Task description:
Check each line of the data below for the word "Pool", then extract the ones that have it.

Stored entries:
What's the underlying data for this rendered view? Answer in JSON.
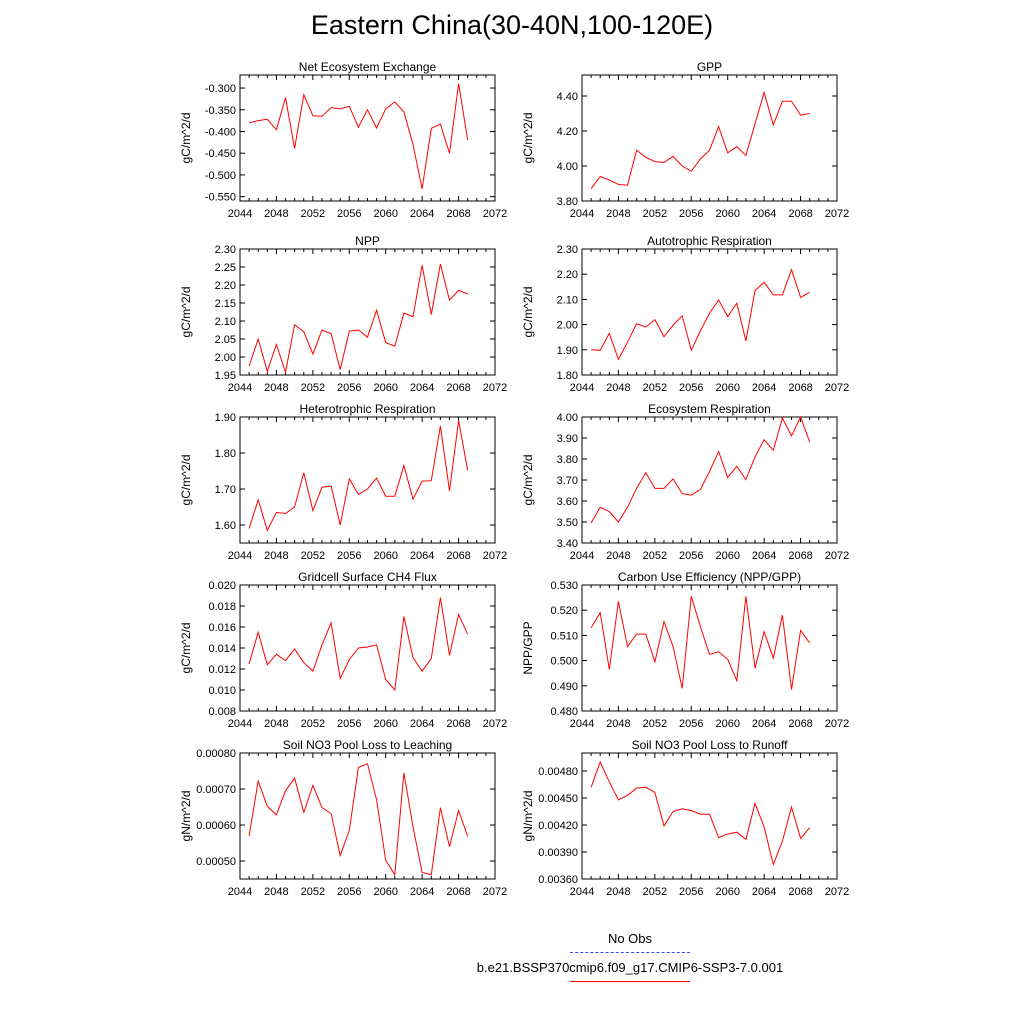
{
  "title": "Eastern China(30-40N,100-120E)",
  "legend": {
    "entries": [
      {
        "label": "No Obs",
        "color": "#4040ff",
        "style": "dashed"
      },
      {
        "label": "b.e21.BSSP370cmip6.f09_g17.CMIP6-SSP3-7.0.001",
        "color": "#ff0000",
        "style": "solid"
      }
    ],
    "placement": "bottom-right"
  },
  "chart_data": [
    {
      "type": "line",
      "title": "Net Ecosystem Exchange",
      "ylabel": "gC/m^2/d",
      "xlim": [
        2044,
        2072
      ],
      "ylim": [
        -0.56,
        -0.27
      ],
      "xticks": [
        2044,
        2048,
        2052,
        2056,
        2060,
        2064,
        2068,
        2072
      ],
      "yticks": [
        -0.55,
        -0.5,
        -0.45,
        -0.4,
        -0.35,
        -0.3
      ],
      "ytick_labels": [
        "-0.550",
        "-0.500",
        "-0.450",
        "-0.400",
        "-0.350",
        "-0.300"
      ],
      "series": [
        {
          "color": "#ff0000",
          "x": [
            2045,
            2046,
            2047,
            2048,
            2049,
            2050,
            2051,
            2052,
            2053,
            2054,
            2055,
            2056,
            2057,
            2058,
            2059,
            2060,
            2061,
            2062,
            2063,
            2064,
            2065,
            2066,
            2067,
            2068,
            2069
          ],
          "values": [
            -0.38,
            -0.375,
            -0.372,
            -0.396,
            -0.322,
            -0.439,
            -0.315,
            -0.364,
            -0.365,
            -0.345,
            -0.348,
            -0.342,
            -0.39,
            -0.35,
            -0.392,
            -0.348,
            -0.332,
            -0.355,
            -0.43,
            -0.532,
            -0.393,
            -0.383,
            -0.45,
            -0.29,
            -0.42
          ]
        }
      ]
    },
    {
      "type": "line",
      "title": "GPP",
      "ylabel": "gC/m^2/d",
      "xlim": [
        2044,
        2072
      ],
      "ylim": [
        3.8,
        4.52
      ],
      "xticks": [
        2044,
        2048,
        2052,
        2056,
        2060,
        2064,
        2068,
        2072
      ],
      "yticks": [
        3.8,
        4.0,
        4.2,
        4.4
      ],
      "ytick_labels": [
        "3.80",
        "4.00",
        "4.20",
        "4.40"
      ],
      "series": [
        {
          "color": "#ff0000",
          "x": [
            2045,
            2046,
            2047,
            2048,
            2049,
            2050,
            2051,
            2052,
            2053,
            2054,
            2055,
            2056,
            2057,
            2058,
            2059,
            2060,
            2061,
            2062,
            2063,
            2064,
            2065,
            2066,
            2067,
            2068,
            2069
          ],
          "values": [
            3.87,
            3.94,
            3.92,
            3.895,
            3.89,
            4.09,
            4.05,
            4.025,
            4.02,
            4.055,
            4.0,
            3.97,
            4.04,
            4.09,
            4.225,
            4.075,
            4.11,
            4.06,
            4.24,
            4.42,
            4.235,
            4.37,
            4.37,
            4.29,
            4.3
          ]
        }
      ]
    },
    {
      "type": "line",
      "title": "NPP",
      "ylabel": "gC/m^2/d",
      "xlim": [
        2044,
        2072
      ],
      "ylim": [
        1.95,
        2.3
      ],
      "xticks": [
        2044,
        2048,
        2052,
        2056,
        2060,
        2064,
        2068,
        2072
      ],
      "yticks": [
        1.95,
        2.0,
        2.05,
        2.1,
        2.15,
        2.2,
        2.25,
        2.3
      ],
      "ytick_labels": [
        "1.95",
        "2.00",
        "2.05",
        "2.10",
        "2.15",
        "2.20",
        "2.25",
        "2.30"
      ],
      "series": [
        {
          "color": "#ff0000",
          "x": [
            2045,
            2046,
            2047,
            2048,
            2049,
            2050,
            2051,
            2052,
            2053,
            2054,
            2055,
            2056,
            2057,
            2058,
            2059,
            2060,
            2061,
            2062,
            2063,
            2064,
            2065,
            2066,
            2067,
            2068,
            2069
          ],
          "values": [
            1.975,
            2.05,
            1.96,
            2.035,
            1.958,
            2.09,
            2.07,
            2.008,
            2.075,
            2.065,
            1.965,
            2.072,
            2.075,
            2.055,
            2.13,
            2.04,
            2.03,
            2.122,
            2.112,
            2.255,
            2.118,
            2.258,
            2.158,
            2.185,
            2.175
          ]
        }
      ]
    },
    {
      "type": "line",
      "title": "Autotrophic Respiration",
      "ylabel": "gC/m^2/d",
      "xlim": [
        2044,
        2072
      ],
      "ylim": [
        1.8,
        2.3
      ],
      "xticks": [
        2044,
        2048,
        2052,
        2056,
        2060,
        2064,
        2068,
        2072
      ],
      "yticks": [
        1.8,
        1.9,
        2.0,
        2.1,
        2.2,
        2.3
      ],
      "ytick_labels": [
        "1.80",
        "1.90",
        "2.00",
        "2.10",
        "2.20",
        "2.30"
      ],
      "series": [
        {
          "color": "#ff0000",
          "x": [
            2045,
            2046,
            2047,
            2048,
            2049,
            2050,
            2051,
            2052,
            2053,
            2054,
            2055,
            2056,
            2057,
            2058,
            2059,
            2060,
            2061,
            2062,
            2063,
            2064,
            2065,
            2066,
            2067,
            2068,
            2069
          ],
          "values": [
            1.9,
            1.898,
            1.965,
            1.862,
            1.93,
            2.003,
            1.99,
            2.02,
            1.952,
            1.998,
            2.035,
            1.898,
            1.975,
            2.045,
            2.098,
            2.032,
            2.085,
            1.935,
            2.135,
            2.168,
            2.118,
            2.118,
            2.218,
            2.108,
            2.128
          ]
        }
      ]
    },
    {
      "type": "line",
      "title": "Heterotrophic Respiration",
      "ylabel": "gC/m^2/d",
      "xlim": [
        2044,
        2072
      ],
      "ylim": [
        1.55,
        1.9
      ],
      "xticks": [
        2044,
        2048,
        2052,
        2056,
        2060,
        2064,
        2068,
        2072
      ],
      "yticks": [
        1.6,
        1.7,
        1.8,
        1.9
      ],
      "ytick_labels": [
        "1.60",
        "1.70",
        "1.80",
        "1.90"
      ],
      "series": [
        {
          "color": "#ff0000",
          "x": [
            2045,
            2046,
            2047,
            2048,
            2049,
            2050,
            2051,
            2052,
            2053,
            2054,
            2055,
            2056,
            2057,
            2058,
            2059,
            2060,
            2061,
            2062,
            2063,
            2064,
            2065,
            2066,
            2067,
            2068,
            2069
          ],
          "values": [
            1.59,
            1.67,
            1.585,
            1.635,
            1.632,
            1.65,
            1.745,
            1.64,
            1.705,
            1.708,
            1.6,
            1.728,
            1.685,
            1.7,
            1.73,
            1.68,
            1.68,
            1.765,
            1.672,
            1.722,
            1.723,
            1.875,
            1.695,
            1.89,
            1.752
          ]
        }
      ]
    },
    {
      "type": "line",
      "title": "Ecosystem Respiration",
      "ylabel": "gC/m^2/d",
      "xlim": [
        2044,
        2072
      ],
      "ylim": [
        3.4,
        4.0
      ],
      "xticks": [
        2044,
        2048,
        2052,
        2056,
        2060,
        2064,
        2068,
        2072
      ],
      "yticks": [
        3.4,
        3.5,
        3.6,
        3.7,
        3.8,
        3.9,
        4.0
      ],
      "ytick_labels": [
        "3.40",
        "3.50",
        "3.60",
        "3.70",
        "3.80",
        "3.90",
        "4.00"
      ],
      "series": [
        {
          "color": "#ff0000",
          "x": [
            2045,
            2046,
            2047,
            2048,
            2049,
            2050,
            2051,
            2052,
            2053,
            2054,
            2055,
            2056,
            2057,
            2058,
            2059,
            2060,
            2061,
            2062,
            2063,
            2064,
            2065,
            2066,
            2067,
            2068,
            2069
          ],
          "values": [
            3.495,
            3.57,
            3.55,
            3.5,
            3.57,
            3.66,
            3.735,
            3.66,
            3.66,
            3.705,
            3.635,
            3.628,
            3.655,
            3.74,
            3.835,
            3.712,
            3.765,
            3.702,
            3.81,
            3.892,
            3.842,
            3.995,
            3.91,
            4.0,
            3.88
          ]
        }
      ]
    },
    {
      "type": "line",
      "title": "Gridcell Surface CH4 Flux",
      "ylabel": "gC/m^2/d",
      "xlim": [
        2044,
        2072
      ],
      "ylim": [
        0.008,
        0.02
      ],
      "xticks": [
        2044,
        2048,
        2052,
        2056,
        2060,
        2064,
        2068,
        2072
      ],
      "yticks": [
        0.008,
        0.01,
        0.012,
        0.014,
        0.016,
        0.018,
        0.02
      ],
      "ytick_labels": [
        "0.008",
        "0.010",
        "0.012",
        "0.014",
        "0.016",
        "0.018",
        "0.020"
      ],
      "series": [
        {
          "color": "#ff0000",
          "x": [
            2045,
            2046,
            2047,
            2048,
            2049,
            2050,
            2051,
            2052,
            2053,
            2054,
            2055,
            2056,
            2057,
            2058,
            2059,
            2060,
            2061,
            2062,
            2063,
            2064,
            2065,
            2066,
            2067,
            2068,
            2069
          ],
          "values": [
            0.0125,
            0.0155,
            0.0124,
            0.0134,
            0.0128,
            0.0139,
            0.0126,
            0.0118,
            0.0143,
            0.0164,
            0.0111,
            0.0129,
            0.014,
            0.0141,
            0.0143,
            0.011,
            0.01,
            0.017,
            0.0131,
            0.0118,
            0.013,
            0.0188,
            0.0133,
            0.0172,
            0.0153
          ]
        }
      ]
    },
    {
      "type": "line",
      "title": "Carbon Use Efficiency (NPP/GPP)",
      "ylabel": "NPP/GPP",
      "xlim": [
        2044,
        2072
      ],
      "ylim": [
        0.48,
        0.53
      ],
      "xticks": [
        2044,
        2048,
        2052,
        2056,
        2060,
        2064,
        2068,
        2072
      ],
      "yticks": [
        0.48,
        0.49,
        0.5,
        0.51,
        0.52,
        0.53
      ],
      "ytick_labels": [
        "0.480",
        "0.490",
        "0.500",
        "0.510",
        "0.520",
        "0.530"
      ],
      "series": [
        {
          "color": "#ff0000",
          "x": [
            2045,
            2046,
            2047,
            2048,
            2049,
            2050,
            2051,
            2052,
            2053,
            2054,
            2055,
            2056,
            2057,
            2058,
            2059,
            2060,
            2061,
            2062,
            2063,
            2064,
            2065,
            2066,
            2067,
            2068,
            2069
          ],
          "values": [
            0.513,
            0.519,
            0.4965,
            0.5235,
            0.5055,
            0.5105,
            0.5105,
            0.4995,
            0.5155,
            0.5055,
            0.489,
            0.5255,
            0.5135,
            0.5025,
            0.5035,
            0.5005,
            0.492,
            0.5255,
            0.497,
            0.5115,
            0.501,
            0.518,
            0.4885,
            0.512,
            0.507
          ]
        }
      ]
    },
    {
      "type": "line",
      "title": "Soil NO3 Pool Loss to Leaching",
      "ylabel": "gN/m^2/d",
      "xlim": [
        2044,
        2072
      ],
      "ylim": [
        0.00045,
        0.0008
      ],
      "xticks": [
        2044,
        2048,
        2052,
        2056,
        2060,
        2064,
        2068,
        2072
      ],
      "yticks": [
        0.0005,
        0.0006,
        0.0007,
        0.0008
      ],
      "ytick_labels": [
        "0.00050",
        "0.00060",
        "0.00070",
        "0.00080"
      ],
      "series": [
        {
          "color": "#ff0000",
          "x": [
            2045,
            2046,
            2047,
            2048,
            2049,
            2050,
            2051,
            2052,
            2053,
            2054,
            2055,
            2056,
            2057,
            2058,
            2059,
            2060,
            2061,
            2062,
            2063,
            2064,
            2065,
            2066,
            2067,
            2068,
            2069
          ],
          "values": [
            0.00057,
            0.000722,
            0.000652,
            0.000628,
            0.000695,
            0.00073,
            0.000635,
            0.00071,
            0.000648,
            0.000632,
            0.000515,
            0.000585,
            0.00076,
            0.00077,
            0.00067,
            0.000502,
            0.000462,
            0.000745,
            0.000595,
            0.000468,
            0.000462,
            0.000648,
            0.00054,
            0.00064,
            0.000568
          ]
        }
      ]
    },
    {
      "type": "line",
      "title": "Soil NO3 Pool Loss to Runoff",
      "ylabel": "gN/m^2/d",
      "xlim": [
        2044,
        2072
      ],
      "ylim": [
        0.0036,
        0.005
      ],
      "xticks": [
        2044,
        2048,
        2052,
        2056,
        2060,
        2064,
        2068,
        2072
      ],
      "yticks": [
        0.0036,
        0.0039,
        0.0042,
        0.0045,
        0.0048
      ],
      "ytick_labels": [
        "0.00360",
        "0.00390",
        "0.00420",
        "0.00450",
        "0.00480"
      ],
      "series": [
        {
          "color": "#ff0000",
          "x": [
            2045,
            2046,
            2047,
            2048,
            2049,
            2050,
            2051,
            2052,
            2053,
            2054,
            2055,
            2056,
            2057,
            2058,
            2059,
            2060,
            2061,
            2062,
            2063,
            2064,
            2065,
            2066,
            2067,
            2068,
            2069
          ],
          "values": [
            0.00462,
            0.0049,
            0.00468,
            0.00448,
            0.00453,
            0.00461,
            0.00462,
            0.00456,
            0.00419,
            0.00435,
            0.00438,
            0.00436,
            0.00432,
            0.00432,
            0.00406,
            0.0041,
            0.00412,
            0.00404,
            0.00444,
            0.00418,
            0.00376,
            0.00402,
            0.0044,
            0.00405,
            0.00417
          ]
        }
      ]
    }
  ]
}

Result below:
      "title": "Soil NO3 Pool Loss to Leaching",
      "title": "Soil NO3 Pool Loss to Runoff",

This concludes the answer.